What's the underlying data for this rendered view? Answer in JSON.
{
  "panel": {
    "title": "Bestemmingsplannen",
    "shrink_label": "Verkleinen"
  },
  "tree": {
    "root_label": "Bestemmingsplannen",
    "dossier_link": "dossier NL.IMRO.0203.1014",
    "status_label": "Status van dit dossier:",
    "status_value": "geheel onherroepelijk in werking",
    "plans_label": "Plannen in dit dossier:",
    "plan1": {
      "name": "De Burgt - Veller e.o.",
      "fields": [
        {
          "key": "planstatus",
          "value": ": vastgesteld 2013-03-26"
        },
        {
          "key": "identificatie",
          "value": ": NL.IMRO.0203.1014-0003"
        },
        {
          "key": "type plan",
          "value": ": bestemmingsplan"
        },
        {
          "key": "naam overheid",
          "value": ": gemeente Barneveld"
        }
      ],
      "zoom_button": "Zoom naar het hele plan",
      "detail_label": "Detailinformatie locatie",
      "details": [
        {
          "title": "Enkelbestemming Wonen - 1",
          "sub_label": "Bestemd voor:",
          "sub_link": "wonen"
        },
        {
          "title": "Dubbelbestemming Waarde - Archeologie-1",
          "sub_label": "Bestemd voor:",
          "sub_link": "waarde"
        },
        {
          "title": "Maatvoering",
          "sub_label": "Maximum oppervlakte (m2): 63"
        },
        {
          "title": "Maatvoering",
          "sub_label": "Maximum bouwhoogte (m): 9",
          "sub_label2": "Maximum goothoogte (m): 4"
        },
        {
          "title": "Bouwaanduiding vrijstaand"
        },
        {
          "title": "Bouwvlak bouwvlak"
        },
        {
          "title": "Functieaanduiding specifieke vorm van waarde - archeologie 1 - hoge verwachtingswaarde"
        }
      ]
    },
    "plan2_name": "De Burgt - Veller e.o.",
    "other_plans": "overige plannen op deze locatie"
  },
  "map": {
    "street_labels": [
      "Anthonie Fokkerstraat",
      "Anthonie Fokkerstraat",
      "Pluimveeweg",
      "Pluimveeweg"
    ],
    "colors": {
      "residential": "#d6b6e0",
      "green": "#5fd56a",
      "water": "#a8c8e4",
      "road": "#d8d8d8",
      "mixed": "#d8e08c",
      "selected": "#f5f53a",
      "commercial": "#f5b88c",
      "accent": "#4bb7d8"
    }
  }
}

##########

● **Required work**
Print the complete listing again, exactly as it stands.

● **Result of this exercise**
What's the underlying data for this rendered view? Answer in JSON.
{
  "panel": {
    "title": "Bestemmingsplannen",
    "shrink_label": "Verkleinen"
  },
  "tree": {
    "root_label": "Bestemmingsplannen",
    "dossier_link": "dossier NL.IMRO.0203.1014",
    "status_label": "Status van dit dossier:",
    "status_value": "geheel onherroepelijk in werking",
    "plans_label": "Plannen in dit dossier:",
    "plan1": {
      "name": "De Burgt - Veller e.o.",
      "fields": [
        {
          "key": "planstatus",
          "value": ": vastgesteld 2013-03-26"
        },
        {
          "key": "identificatie",
          "value": ": NL.IMRO.0203.1014-0003"
        },
        {
          "key": "type plan",
          "value": ": bestemmingsplan"
        },
        {
          "key": "naam overheid",
          "value": ": gemeente Barneveld"
        }
      ],
      "zoom_button": "Zoom naar het hele plan",
      "detail_label": "Detailinformatie locatie",
      "details": [
        {
          "title": "Enkelbestemming Wonen - 1",
          "sub_label": "Bestemd voor:",
          "sub_link": "wonen"
        },
        {
          "title": "Dubbelbestemming Waarde - Archeologie-1",
          "sub_label": "Bestemd voor:",
          "sub_link": "waarde"
        },
        {
          "title": "Maatvoering",
          "sub_label": "Maximum oppervlakte (m2): 63"
        },
        {
          "title": "Maatvoering",
          "sub_label": "Maximum bouwhoogte (m): 9",
          "sub_label2": "Maximum goothoogte (m): 4"
        },
        {
          "title": "Bouwaanduiding vrijstaand"
        },
        {
          "title": "Bouwvlak bouwvlak"
        },
        {
          "title": "Functieaanduiding specifieke vorm van waarde - archeologie 1 - hoge verwachtingswaarde"
        }
      ]
    },
    "plan2_name": "De Burgt - Veller e.o.",
    "other_plans": "overige plannen op deze locatie"
  },
  "map": {
    "street_labels": [
      "Anthonie Fokkerstraat",
      "Anthonie Fokkerstraat",
      "Pluimveeweg",
      "Pluimveeweg"
    ],
    "colors": {
      "residential": "#d6b6e0",
      "green": "#5fd56a",
      "water": "#a8c8e4",
      "road": "#d8d8d8",
      "mixed": "#d8e08c",
      "selected": "#f5f53a",
      "commercial": "#f5b88c",
      "accent": "#4bb7d8"
    }
  }
}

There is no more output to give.